((
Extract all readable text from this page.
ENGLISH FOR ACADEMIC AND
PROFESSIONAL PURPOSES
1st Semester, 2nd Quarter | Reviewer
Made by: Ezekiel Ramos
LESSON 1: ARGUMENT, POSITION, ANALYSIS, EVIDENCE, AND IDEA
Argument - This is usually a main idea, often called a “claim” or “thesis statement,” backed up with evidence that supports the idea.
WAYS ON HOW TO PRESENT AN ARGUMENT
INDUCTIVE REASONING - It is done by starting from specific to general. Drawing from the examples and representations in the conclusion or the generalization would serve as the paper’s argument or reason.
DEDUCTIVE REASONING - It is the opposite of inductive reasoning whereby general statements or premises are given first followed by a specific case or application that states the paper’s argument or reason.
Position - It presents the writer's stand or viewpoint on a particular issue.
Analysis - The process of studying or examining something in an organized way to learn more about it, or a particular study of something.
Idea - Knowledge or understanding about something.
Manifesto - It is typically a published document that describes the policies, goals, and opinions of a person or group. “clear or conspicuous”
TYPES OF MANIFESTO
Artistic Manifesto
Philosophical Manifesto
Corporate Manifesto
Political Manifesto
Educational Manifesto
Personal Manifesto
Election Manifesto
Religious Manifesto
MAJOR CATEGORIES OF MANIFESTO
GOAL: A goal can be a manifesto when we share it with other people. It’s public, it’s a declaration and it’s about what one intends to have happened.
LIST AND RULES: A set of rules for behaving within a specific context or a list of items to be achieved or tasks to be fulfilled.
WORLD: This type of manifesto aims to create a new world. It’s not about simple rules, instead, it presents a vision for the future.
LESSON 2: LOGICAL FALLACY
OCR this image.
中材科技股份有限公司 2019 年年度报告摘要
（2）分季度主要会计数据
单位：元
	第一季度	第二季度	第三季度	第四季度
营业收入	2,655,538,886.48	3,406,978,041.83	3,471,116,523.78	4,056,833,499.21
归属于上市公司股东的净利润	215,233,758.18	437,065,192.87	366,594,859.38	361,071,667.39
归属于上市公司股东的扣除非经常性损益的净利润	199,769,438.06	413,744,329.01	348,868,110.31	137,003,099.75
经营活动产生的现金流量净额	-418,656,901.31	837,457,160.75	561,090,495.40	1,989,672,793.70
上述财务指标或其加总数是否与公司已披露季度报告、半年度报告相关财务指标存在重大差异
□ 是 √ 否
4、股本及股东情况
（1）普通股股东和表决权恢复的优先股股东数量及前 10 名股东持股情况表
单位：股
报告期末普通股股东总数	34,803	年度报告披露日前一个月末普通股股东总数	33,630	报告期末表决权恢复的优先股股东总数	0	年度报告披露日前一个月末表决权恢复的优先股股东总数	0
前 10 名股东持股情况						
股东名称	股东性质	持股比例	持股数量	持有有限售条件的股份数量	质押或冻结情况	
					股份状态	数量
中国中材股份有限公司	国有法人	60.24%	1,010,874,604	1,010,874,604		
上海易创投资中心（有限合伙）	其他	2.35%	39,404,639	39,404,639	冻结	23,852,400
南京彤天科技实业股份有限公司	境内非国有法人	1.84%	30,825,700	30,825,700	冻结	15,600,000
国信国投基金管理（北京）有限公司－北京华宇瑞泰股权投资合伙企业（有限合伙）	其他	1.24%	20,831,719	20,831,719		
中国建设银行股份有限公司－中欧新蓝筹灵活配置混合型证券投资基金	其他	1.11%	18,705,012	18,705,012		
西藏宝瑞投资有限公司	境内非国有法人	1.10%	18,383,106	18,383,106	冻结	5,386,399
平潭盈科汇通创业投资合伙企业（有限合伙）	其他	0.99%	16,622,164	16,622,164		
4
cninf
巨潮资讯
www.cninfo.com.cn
))
**INSTRUCTIONS FOR THE TASK**. Transcribe every entry word for word.

**ANSWER TO THE EXERCISE**.
Extract all readable text from this page.
ENGLISH FOR ACADEMIC AND
PROFESSIONAL PURPOSES
1st Semester, 2nd Quarter | Reviewer
Made by: Ezekiel Ramos
LESSON 1: ARGUMENT, POSITION, ANALYSIS, EVIDENCE, AND IDEA
Argument - This is usually a main idea, often called a “claim” or “thesis statement,” backed up with evidence that supports the idea.
WAYS ON HOW TO PRESENT AN ARGUMENT
INDUCTIVE REASONING - It is done by starting from specific to general. Drawing from the examples and representations in the conclusion or the generalization would serve as the paper’s argument or reason.
DEDUCTIVE REASONING - It is the opposite of inductive reasoning whereby general statements or premises are given first followed by a specific case or application that states the paper’s argument or reason.
Position - It presents the writer's stand or viewpoint on a particular issue.
Analysis - The process of studying or examining something in an organized way to learn more about it, or a particular study of something.
Idea - Knowledge or understanding about something.
Manifesto - It is typically a published document that describes the policies, goals, and opinions of a person or group. “clear or conspicuous”
TYPES OF MANIFESTO
Artistic Manifesto
Philosophical Manifesto
Corporate Manifesto
Political Manifesto
Educational Manifesto
Personal Manifesto
Election Manifesto
Religious Manifesto
MAJOR CATEGORIES OF MANIFESTO
GOAL: A goal can be a manifesto when we share it with other people. It’s public, it’s a declaration and it’s about what one intends to have happened.
LIST AND RULES: A set of rules for behaving within a specific context or a list of items to be achieved or tasks to be fulfilled.
WORLD: This type of manifesto aims to create a new world. It’s not about simple rules, instead, it presents a vision for the future.
LESSON 2: LOGICAL FALLACY
OCR this image.
中材科技股份有限公司 2019 年年度报告摘要
（2）分季度主要会计数据
单位：元
	第一季度	第二季度	第三季度	第四季度
营业收入	2,655,538,886.48	3,406,978,041.83	3,471,116,523.78	4,056,833,499.21
归属于上市公司股东的净利润	215,233,758.18	437,065,192.87	366,594,859.38	361,071,667.39
归属于上市公司股东的扣除非经常性损益的净利润	199,769,438.06	413,744,329.01	348,868,110.31	137,003,099.75
经营活动产生的现金流量净额	-418,656,901.31	837,457,160.75	561,090,495.40	1,989,672,793.70
上述财务指标或其加总数是否与公司已披露季度报告、半年度报告相关财务指标存在重大差异
□ 是 √ 否
4、股本及股东情况
（1）普通股股东和表决权恢复的优先股股东数量及前 10 名股东持股情况表
单位：股
报告期末普通股股东总数	34,803	年度报告披露日前一个月末普通股股东总数	33,630	报告期末表决权恢复的优先股股东总数	0	年度报告披露日前一个月末表决权恢复的优先股股东总数	0
前 10 名股东持股情况						
股东名称	股东性质	持股比例	持股数量	持有有限售条件的股份数量	质押或冻结情况	
					股份状态	数量
中国中材股份有限公司	国有法人	60.24%	1,010,874,604	1,010,874,604		
上海易创投资中心（有限合伙）	其他	2.35%	39,404,639	39,404,639	冻结	23,852,400
南京彤天科技实业股份有限公司	境内非国有法人	1.84%	30,825,700	30,825,700	冻结	15,600,000
国信国投基金管理（北京）有限公司－北京华宇瑞泰股权投资合伙企业（有限合伙）	其他	1.24%	20,831,719	20,831,719		
中国建设银行股份有限公司－中欧新蓝筹灵活配置混合型证券投资基金	其他	1.11%	18,705,012	18,705,012		
西藏宝瑞投资有限公司	境内非国有法人	1.10%	18,383,106	18,383,106	冻结	5,386,399
平潭盈科汇通创业投资合伙企业（有限合伙）	其他	0.99%	16,622,164	16,622,164		
4
cninf
巨潮资讯
www.cninfo.com.cn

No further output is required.